***** Dataset rows

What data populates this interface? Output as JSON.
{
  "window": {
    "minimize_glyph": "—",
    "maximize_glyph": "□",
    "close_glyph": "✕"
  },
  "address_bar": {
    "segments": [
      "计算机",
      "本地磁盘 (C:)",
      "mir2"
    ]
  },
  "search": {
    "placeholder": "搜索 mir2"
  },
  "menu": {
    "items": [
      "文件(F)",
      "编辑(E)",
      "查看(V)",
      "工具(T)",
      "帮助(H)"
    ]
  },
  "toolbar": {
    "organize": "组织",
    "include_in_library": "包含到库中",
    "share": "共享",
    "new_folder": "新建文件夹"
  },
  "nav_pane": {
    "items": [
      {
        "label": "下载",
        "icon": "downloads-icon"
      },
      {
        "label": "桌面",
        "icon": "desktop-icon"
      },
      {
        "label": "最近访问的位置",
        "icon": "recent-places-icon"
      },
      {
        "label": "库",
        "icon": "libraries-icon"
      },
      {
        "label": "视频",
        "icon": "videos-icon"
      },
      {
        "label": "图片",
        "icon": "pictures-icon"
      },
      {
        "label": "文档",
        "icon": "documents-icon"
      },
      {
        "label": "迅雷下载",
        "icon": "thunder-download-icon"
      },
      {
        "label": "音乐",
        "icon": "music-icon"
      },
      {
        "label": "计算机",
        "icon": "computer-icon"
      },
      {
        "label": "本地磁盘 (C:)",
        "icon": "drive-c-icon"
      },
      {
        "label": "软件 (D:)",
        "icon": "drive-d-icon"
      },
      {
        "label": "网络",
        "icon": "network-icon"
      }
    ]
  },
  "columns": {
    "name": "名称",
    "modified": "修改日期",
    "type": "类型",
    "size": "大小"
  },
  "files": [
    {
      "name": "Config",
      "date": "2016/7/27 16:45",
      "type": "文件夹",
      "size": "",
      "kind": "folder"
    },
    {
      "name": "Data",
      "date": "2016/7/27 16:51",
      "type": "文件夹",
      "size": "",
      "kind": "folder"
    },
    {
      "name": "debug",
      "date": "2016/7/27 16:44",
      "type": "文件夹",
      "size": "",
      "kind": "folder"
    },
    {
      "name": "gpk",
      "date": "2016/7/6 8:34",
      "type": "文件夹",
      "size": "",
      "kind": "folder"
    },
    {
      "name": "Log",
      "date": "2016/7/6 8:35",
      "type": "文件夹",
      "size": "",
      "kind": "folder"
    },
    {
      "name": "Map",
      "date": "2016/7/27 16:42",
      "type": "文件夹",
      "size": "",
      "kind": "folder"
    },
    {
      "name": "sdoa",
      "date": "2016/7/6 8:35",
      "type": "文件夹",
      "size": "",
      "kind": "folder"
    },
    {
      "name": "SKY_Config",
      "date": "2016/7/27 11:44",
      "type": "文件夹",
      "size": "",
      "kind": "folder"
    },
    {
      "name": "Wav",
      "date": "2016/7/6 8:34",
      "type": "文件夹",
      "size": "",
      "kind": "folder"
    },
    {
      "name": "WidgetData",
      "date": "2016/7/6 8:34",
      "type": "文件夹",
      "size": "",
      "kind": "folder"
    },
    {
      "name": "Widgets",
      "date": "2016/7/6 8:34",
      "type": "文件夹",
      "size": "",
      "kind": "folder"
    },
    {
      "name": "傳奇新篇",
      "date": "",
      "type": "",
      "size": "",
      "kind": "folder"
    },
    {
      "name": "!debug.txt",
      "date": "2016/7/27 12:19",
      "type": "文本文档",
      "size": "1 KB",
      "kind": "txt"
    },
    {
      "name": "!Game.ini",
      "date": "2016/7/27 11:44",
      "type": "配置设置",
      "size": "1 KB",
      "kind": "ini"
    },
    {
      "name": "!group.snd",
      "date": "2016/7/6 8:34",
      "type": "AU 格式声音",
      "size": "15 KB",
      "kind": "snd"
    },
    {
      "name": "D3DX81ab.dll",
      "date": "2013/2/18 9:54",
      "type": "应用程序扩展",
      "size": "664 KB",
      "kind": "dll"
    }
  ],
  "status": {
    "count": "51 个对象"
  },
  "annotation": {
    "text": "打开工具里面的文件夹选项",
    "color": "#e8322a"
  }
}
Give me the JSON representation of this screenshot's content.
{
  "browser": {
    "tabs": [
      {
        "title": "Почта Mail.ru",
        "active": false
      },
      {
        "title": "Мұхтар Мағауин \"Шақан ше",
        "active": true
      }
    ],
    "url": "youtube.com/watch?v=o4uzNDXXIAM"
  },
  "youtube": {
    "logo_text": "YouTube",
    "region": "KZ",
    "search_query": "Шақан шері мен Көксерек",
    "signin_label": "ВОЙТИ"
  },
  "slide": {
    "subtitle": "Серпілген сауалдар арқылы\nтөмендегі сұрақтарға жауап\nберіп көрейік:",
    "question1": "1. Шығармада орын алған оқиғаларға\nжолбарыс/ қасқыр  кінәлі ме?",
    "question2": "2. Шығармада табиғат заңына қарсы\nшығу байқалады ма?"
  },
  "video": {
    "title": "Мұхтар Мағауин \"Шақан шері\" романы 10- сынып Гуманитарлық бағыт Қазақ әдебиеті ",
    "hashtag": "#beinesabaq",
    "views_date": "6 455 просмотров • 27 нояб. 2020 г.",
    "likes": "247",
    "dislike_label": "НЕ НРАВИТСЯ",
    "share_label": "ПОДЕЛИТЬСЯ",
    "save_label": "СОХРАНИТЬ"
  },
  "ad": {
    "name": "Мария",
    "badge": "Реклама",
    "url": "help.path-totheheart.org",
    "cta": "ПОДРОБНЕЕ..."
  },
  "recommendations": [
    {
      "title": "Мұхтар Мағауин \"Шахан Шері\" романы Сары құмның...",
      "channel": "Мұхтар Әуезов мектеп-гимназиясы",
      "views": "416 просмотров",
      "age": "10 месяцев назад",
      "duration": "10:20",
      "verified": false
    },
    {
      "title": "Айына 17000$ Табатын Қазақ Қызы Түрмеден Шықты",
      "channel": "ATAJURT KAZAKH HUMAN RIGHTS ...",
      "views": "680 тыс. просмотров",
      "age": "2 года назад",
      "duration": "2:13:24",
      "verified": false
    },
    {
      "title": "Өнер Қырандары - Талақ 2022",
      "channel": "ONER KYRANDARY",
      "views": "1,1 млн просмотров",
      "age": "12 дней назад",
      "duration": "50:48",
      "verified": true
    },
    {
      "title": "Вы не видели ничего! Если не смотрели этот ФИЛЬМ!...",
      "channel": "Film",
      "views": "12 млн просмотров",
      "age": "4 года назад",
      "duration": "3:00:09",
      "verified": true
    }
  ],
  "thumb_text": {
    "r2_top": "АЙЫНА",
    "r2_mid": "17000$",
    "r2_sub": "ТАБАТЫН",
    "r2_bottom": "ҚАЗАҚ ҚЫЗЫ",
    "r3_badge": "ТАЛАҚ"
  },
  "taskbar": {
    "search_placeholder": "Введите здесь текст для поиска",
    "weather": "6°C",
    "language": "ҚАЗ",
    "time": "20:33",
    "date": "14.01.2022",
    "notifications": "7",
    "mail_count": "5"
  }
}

**********

■ **Prompt**
Reproduce every entry shown above, precisely as it stands.

■ **Solution to the exercise**
What data populates this interface? Output as JSON.
{
  "window": {
    "minimize_glyph": "—",
    "maximize_glyph": "□",
    "close_glyph": "✕"
  },
  "address_bar": {
    "segments": [
      "计算机",
      "本地磁盘 (C:)",
      "mir2"
    ]
  },
  "search": {
    "placeholder": "搜索 mir2"
  },
  "menu": {
    "items": [
      "文件(F)",
      "编辑(E)",
      "查看(V)",
      "工具(T)",
      "帮助(H)"
    ]
  },
  "toolbar": {
    "organize": "组织",
    "include_in_library": "包含到库中",
    "share": "共享",
    "new_folder": "新建文件夹"
  },
  "nav_pane": {
    "items": [
      {
        "label": "下载",
        "icon": "downloads-icon"
      },
      {
        "label": "桌面",
        "icon": "desktop-icon"
      },
      {
        "label": "最近访问的位置",
        "icon": "recent-places-icon"
      },
      {
        "label": "库",
        "icon": "libraries-icon"
      },
      {
        "label": "视频",
        "icon": "videos-icon"
      },
      {
        "label": "图片",
        "icon": "pictures-icon"
      },
      {
        "label": "文档",
        "icon": "documents-icon"
      },
      {
        "label": "迅雷下载",
        "icon": "thunder-download-icon"
      },
      {
        "label": "音乐",
        "icon": "music-icon"
      },
      {
        "label": "计算机",
        "icon": "computer-icon"
      },
      {
        "label": "本地磁盘 (C:)",
        "icon": "drive-c-icon"
      },
      {
        "label": "软件 (D:)",
        "icon": "drive-d-icon"
      },
      {
        "label": "网络",
        "icon": "network-icon"
      }
    ]
  },
  "columns": {
    "name": "名称",
    "modified": "修改日期",
    "type": "类型",
    "size": "大小"
  },
  "files": [
    {
      "name": "Config",
      "date": "2016/7/27 16:45",
      "type": "文件夹",
      "size": "",
      "kind": "folder"
    },
    {
      "name": "Data",
      "date": "2016/7/27 16:51",
      "type": "文件夹",
      "size": "",
      "kind": "folder"
    },
    {
      "name": "debug",
      "date": "2016/7/27 16:44",
      "type": "文件夹",
      "size": "",
      "kind": "folder"
    },
    {
      "name": "gpk",
      "date": "2016/7/6 8:34",
      "type": "文件夹",
      "size": "",
      "kind": "folder"
    },
    {
      "name": "Log",
      "date": "2016/7/6 8:35",
      "type": "文件夹",
      "size": "",
      "kind": "folder"
    },
    {
      "name": "Map",
      "date": "2016/7/27 16:42",
      "type": "文件夹",
      "size": "",
      "kind": "folder"
    },
    {
      "name": "sdoa",
      "date": "2016/7/6 8:35",
      "type": "文件夹",
      "size": "",
      "kind": "folder"
    },
    {
      "name": "SKY_Config",
      "date": "2016/7/27 11:44",
      "type": "文件夹",
      "size": "",
      "kind": "folder"
    },
    {
      "name": "Wav",
      "date": "2016/7/6 8:34",
      "type": "文件夹",
      "size": "",
      "kind": "folder"
    },
    {
      "name": "WidgetData",
      "date": "2016/7/6 8:34",
      "type": "文件夹",
      "size": "",
      "kind": "folder"
    },
    {
      "name": "Widgets",
      "date": "2016/7/6 8:34",
      "type": "文件夹",
      "size": "",
      "kind": "folder"
    },
    {
      "name": "傳奇新篇",
      "date": "",
      "type": "",
      "size": "",
      "kind": "folder"
    },
    {
      "name": "!debug.txt",
      "date": "2016/7/27 12:19",
      "type": "文本文档",
      "size": "1 KB",
      "kind": "txt"
    },
    {
      "name": "!Game.ini",
      "date": "2016/7/27 11:44",
      "type": "配置设置",
      "size": "1 KB",
      "kind": "ini"
    },
    {
      "name": "!group.snd",
      "date": "2016/7/6 8:34",
      "type": "AU 格式声音",
      "size": "15 KB",
      "kind": "snd"
    },
    {
      "name": "D3DX81ab.dll",
      "date": "2013/2/18 9:54",
      "type": "应用程序扩展",
      "size": "664 KB",
      "kind": "dll"
    }
  ],
  "status": {
    "count": "51 个对象"
  },
  "annotation": {
    "text": "打开工具里面的文件夹选项",
    "color": "#e8322a"
  }
}
Give me the JSON representation of this screenshot's content.
{
  "browser": {
    "tabs": [
      {
        "title": "Почта Mail.ru",
        "active": false
      },
      {
        "title": "Мұхтар Мағауин \"Шақан ше",
        "active": true
      }
    ],
    "url": "youtube.com/watch?v=o4uzNDXXIAM"
  },
  "youtube": {
    "logo_text": "YouTube",
    "region": "KZ",
    "search_query": "Шақан шері мен Көксерек",
    "signin_label": "ВОЙТИ"
  },
  "slide": {
    "subtitle": "Серпілген сауалдар арқылы\nтөмендегі сұрақтарға жауап\nберіп көрейік:",
    "question1": "1. Шығармада орын алған оқиғаларға\nжолбарыс/ қасқыр  кінәлі ме?",
    "question2": "2. Шығармада табиғат заңына қарсы\nшығу байқалады ма?"
  },
  "video": {
    "title": "Мұхтар Мағауин \"Шақан шері\" романы 10- сынып Гуманитарлық бағыт Қазақ әдебиеті ",
    "hashtag": "#beinesabaq",
    "views_date": "6 455 просмотров • 27 нояб. 2020 г.",
    "likes": "247",
    "dislike_label": "НЕ НРАВИТСЯ",
    "share_label": "ПОДЕЛИТЬСЯ",
    "save_label": "СОХРАНИТЬ"
  },
  "ad": {
    "name": "Мария",
    "badge": "Реклама",
    "url": "help.path-totheheart.org",
    "cta": "ПОДРОБНЕЕ..."
  },
  "recommendations": [
    {
      "title": "Мұхтар Мағауин \"Шахан Шері\" романы Сары құмның...",
      "channel": "Мұхтар Әуезов мектеп-гимназиясы",
      "views": "416 просмотров",
      "age": "10 месяцев назад",
      "duration": "10:20",
      "verified": false
    },
    {
      "title": "Айына 17000$ Табатын Қазақ Қызы Түрмеден Шықты",
      "channel": "ATAJURT KAZAKH HUMAN RIGHTS ...",
      "views": "680 тыс. просмотров",
      "age": "2 года назад",
      "duration": "2:13:24",
      "verified": false
    },
    {
      "title": "Өнер Қырандары - Талақ 2022",
      "channel": "ONER KYRANDARY",
      "views": "1,1 млн просмотров",
      "age": "12 дней назад",
      "duration": "50:48",
      "verified": true
    },
    {
      "title": "Вы не видели ничего! Если не смотрели этот ФИЛЬМ!...",
      "channel": "Film",
      "views": "12 млн просмотров",
      "age": "4 года назад",
      "duration": "3:00:09",
      "verified": true
    }
  ],
  "thumb_text": {
    "r2_top": "АЙЫНА",
    "r2_mid": "17000$",
    "r2_sub": "ТАБАТЫН",
    "r2_bottom": "ҚАЗАҚ ҚЫЗЫ",
    "r3_badge": "ТАЛАҚ"
  },
  "taskbar": {
    "search_placeholder": "Введите здесь текст для поиска",
    "weather": "6°C",
    "language": "ҚАЗ",
    "time": "20:33",
    "date": "14.01.2022",
    "notifications": "7",
    "mail_count": "5"
  }
}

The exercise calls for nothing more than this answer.